::: Article

Lately, things have been rough and divorce has come up. She claims that she has a right to the property even if she signed those documents. It's true English is her second language but she knew what she was signing. Not only did we talk about it, but it is the culture where we are from that the property belongs to the husband because he is paying for it through work. Also, she is a lawyer where we are from and she knows what to say to get around legal documents like these. I was wondering if she truly has a right to the property since she knowingly signed these documents, and did so twice?

More than once in our marriage, she mentions money and my inheritance from my parents. Sometimes I get the feeling she thinks about that a lot. Also, the house I purchased from my father who gave me the down payment as inheritance. There is documentation in the purchase papers for that. Does she still have a claim to it if I used my inheritance to purchase it?
 
She claims that she has a right to the property even if she signed those documents.
Are both properties titled in your name only? I would assume your condo is but what about the house?

I'm not really sure what you mean by inter-spousal deed instructions. I do know what an interspousal transfer deed is but that is used if the property is or was in both names or as husband and wife. Did you have these instructions drafted by an attorney and were they recorded?

From what I can see in the CA case law, she would not have claim to the properties as community property, unless she claims that you had undue influence over her to sign. And, you would have to prove you did not.

You should talk to a local family law attorney and have them review what she signed and explain the law to you.

There is plenty of CA case law on the subject on Google Scholar that will explain how these transfers can affect community property.
 
inter-spousal deed instructions

The phrase does not come up in a search. I suspect it's a euphemism for a post-nuptial agreement.

Does she still have a claim to it if I used my inheritance to purchase it?

Read what this attorney's page has to say about post-nuptial agreements, specifically the common grounds for contesting a post-nuptial agreement.


She's a stay at home mother

I think that gives her a good shot at getting those agreements tossed if you are intending to leave her with little or nothing.

::::::

[Requirement] In the thread about a property dispute in a divorce, what does one reply suspect the phrase "inter-spousal deed instructions" is a euphemism for?

::: Excerpted data

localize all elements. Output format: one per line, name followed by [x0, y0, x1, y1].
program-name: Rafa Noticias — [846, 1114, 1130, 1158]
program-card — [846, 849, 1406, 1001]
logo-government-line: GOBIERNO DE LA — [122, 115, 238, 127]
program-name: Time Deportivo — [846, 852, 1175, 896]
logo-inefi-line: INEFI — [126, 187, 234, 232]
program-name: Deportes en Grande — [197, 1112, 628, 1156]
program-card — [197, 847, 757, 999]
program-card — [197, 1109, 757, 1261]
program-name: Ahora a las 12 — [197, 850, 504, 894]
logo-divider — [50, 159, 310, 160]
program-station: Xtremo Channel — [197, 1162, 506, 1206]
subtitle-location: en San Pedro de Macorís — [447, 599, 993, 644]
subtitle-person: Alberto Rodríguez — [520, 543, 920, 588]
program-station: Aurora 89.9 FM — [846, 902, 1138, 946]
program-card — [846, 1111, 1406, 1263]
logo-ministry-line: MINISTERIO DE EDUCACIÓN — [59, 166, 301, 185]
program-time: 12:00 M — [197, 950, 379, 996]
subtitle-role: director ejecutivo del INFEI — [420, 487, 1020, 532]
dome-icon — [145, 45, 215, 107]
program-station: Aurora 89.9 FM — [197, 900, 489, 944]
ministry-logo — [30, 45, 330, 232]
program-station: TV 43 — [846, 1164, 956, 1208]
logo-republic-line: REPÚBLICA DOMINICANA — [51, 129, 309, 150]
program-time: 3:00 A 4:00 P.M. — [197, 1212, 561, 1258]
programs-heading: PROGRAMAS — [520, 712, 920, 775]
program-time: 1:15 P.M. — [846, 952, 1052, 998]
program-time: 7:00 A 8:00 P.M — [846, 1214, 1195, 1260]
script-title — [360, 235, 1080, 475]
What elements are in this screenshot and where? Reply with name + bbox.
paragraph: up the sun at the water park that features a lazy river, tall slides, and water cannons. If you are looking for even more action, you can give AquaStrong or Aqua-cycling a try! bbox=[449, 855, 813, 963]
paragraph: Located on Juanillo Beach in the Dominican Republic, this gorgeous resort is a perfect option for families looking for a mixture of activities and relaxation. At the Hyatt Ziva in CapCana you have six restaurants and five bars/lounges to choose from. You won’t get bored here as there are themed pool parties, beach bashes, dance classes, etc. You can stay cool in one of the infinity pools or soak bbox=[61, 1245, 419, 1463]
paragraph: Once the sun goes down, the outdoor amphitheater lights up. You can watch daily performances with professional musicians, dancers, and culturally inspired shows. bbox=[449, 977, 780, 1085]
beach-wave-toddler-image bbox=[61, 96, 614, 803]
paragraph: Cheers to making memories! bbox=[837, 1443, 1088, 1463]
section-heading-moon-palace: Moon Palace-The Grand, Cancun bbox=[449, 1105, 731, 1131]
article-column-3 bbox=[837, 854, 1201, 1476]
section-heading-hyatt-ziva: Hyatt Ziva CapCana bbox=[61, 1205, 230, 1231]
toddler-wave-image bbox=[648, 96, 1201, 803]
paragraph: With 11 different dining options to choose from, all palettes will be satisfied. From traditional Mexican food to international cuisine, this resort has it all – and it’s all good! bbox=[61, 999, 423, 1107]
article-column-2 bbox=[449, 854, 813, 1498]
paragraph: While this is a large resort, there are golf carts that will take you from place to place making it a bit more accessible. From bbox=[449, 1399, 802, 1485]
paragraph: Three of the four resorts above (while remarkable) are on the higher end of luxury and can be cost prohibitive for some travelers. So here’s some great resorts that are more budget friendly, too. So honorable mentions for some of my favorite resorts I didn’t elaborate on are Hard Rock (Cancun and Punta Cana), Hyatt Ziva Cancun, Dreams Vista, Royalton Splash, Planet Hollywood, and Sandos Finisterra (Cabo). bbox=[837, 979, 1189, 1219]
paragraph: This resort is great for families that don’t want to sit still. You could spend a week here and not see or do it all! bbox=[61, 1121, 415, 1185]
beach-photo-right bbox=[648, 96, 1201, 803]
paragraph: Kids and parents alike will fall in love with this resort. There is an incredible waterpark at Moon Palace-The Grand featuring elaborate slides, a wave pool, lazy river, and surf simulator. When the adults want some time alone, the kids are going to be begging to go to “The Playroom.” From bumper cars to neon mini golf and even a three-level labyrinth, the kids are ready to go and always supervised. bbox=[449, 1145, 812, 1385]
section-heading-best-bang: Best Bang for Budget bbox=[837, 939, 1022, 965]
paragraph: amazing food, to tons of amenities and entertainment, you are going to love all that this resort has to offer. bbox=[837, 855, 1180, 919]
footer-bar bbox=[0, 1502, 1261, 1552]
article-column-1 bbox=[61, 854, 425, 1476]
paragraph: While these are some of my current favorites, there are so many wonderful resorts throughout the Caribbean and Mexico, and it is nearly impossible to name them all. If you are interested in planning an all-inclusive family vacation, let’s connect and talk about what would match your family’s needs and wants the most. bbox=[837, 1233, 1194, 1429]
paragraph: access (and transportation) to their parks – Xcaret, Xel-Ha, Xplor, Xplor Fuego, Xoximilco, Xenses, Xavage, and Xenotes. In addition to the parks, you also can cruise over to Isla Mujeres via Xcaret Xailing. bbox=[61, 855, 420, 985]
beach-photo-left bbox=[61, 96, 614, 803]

::::::

[Result of the task] A post-nuptial agreement.